Cent six villes sont ainsi reportées, 38 d'entre elles par des quartz, 21 par des améthystes (quartz colorés en violet par des atomes de fer), par exemple Grenoble, Toulouse (figures ci-après), Rennes ou Angers (figures ci-dessus), 55 autres par des tourmalines (Lyon, notamment), quelques-unes par des hyacinthes (des zircons jaunes de qualité gemme, ZrSiO4) et certaines par des pierres plus rares. Ainsi Paris avec un rubis rose (variété de corindon, Al2O3, colorée en rouge par des oxydes de chrome, figure ci-dessus), Rouen un saphir (autre variété gemme du corindon), Marseille et le Havre une émeraude (cyclosilicate de formule générale Be3Al2Si6O18, coloré par des atomes de chrome, de vanadium et de fer, cf. figures ci-dessous), Nantes un béryl jaune, dit héliodore (autre cyclosilicate, coloré par du fer, figure ci-dessus), Toulon un chrysobéryl (aluminate de bérylium, BeAl2O4), Cherbourg une alexandrite (variété de chrysobéryl dont la couleur change selon la lumière qui l'éclaire), etc.

__CONSIGNE__.
Selon l'extrait fourni, quelle pierre est associée à la ville de Toulon ?

__DONNÉES BRUTES__.
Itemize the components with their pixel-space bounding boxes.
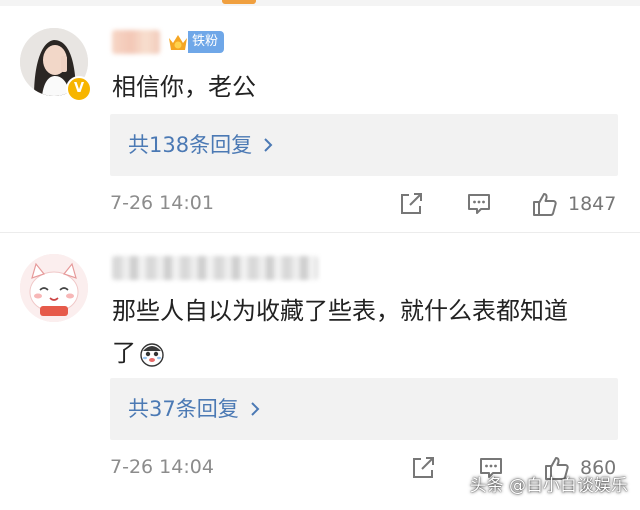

---

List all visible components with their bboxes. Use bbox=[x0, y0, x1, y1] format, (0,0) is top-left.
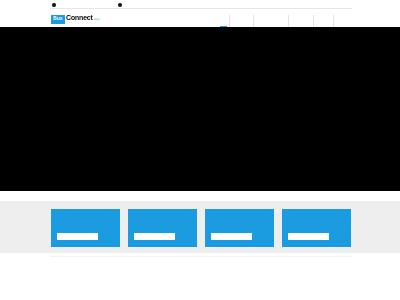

__RÉPONSE RÉDIGÉE__.
Un chrysobéryl.